── 原文抜粋

コラム:パチンコ店経営を考えるポイント

外的要因(3)

あなたは店舗を運営していくにあたって、「動線」というものを意識しているでしょうか?

「動線」もしくは「行動線」と呼ばれるものは、その地域を移動する人々の日常的な行動経路のことです。例えば、自宅から駅までをどの様な道をたどるのかということですね。

この動線によって、あなたのお店は影響を受けます。その地域の人々がより多く利用する行動経路にあなたのお店があれば、集客は非常に有利に働きます。しかし、駅からいかに店が近くとも、この動線上にあなたのお店がない場合、集客は難しくなるわけです。

その地域を移動する人々の行動経路は、店舗運営を行なう上で非常に重要な要素のひとつになります。

そしてこの動線に大きな影響を及ぼすのが、駅やスーパー、銀行などの生活必需品や生活必需サービスを提供する施設です。

駅が移動したり新たに出来るということは滅多にありませんが、店舗や銀行などの盛退や統廃合は常に起こっています。近くにあった銀行やATMがなくなったり、今まであった店舗が違う業種になったり、新しい場所にスーパーが出来たりします。

これらは、人々の行動線に大きな影響を及ぼします。

日頃人々が利用するスーパーや銀行・駅などの途中、もしくは延長線上にあなたのお店がある場合、あなたのお店は利用しやすい環境にあるといえるでしょう。

ところが、今まで利用してきた銀行の支店がなくなったり、お客様にとって今まで利用してきたスーパーと全く逆の方向に別の新しいスーパーが出来たとしたらどうなるでしょう?

────

§ **課題 1**:
動線についてのコラムのうち、「この動線によって、あなたのお」から「要な要素のひとつになります。」までの部分を書き写してください。

── 提供データ

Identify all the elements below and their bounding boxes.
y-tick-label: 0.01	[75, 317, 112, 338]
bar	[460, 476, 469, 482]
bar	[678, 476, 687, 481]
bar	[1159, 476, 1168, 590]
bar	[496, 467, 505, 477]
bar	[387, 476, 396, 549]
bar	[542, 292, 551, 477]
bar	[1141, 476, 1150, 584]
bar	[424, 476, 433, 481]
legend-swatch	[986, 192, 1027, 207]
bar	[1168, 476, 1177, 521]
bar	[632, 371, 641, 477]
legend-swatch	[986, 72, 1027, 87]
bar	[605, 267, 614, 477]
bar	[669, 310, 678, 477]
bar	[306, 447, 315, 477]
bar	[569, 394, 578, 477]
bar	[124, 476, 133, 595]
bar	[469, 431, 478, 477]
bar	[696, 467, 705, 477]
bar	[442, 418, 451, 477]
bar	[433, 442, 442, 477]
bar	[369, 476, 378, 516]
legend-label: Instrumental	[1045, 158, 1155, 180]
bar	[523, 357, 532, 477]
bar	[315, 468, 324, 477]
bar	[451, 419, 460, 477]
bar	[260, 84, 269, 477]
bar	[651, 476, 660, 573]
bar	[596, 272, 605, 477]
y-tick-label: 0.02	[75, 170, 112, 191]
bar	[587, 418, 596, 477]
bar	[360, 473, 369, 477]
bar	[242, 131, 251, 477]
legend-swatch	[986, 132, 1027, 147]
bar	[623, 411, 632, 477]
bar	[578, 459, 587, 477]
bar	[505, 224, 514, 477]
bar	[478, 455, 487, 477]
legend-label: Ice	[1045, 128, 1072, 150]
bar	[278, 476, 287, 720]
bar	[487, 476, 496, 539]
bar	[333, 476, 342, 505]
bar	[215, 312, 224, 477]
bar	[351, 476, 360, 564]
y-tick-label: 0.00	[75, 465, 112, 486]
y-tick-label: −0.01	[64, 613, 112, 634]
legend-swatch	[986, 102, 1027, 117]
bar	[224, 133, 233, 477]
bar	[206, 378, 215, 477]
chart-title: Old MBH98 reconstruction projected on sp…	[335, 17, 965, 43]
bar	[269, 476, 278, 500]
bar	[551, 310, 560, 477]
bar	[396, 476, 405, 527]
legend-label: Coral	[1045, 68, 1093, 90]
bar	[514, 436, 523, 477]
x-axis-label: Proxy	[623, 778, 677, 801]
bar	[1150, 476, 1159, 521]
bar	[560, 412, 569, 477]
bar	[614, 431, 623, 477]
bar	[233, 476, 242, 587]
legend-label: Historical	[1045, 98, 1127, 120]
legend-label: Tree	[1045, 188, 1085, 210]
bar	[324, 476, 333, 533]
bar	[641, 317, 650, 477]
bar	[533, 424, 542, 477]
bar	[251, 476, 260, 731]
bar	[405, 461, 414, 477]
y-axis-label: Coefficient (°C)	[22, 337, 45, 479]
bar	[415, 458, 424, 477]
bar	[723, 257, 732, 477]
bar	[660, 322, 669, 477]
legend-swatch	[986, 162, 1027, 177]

────

§ **課題 2**:
エントリの冒頭から「131, 251, 477]」を含む行までを、その行も含めて一字一句そのまま繰り返してください。

§ **解答全文 1**:
この動線によって、あなたのお店は影響を受けます。その地域の人々がより多く利用する行動経路にあなたのお店があれば、集客は非常に有利に働きます。しかし、駅からいかに店が近くとも、この動線上にあなたのお店がない場合、集客は難しくなるわけです。

その地域を移動する人々の行動経路は、店舗運営を行なう上で非常に重要な要素のひとつになります。

§ **解答全文 2**:
Identify all the elements below and their bounding boxes.
y-tick-label: 0.01	[75, 317, 112, 338]
bar	[460, 476, 469, 482]
bar	[678, 476, 687, 481]
bar	[1159, 476, 1168, 590]
bar	[496, 467, 505, 477]
bar	[387, 476, 396, 549]
bar	[542, 292, 551, 477]
bar	[1141, 476, 1150, 584]
bar	[424, 476, 433, 481]
legend-swatch	[986, 192, 1027, 207]
bar	[1168, 476, 1177, 521]
bar	[632, 371, 641, 477]
legend-swatch	[986, 72, 1027, 87]
bar	[605, 267, 614, 477]
bar	[669, 310, 678, 477]
bar	[306, 447, 315, 477]
bar	[569, 394, 578, 477]
bar	[124, 476, 133, 595]
bar	[469, 431, 478, 477]
bar	[696, 467, 705, 477]
bar	[442, 418, 451, 477]
bar	[433, 442, 442, 477]
bar	[369, 476, 378, 516]
legend-label: Instrumental	[1045, 158, 1155, 180]
bar	[523, 357, 532, 477]
bar	[315, 468, 324, 477]
bar	[451, 419, 460, 477]
bar	[260, 84, 269, 477]
bar	[651, 476, 660, 573]
bar	[596, 272, 605, 477]
y-tick-label: 0.02	[75, 170, 112, 191]
bar	[587, 418, 596, 477]
bar	[360, 473, 369, 477]
bar	[242, 131, 251, 477]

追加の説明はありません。